• DO THIS:
Collect the lines of the entries where "JSON" shows up.

-.-.-

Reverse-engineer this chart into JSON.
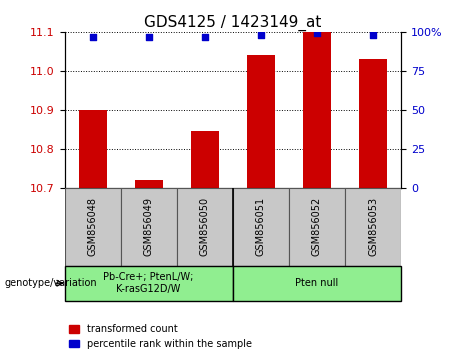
{
  "title": "GDS4125 / 1423149_at",
  "samples": [
    "GSM856048",
    "GSM856049",
    "GSM856050",
    "GSM856051",
    "GSM856052",
    "GSM856053"
  ],
  "red_values": [
    10.9,
    10.72,
    10.845,
    11.04,
    11.1,
    11.03
  ],
  "blue_percentiles": [
    97,
    97,
    97,
    98,
    99,
    98
  ],
  "ylim_left": [
    10.7,
    11.1
  ],
  "ylim_right": [
    0,
    100
  ],
  "yticks_left": [
    10.7,
    10.8,
    10.9,
    11.0,
    11.1
  ],
  "yticks_right": [
    0,
    25,
    50,
    75,
    100
  ],
  "ytick_right_labels": [
    "0",
    "25",
    "50",
    "75",
    "100%"
  ],
  "group1_label": "Pb-Cre+; PtenL/W;\nK-rasG12D/W",
  "group2_label": "Pten null",
  "genotype_label": "genotype/variation",
  "legend_red": "transformed count",
  "legend_blue": "percentile rank within the sample",
  "bar_color": "#cc0000",
  "dot_color": "#0000cc",
  "group_color": "#90ee90",
  "sample_bg_color": "#c8c8c8",
  "bar_width": 0.5,
  "title_fontsize": 11,
  "tick_fontsize": 8,
  "left_tick_color": "#cc0000",
  "right_tick_color": "#0000cc"
}
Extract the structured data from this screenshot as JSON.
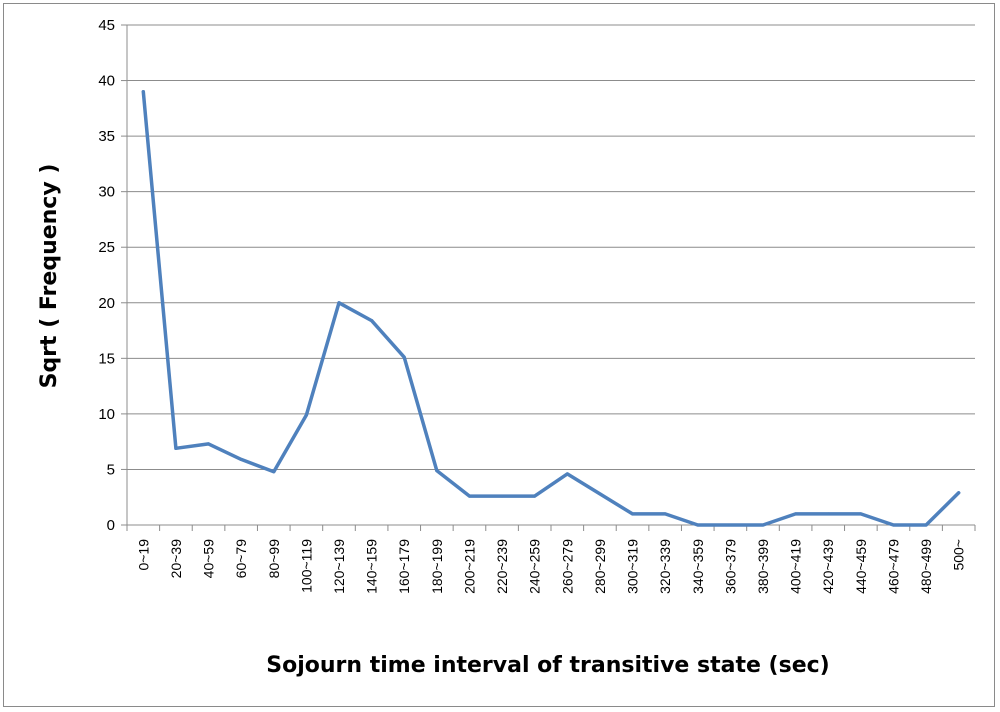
{
  "chart_data": {
    "type": "line",
    "title": "",
    "xlabel": "Sojourn time interval of transitive state (sec)",
    "ylabel": "Sqrt ( Frequency )",
    "ylim": [
      0,
      45
    ],
    "yticks": [
      "0",
      "5",
      "10",
      "15",
      "20",
      "25",
      "30",
      "35",
      "40",
      "45"
    ],
    "grid": true,
    "legend": "none",
    "categories": [
      "0~19",
      "20~39",
      "40~59",
      "60~79",
      "80~99",
      "100~119",
      "120~139",
      "140~159",
      "160~179",
      "180~199",
      "200~219",
      "220~239",
      "240~259",
      "260~279",
      "280~299",
      "300~319",
      "320~339",
      "340~359",
      "360~379",
      "380~399",
      "400~419",
      "420~439",
      "440~459",
      "460~479",
      "480~499",
      "500~"
    ],
    "series": [
      {
        "values": [
          39,
          6.9,
          7.3,
          5.9,
          4.8,
          9.9,
          20,
          18.4,
          15.1,
          4.9,
          2.6,
          2.6,
          2.6,
          4.6,
          2.8,
          1.0,
          1.0,
          0,
          0,
          0,
          1.0,
          1.0,
          1.0,
          0,
          0,
          2.9
        ],
        "color": "#4f81bd"
      }
    ]
  }
}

-.-.-

• RESPONSE:
Reverse-engineer this chart into JSON.
Extract the structured data from this screenshot as JSON.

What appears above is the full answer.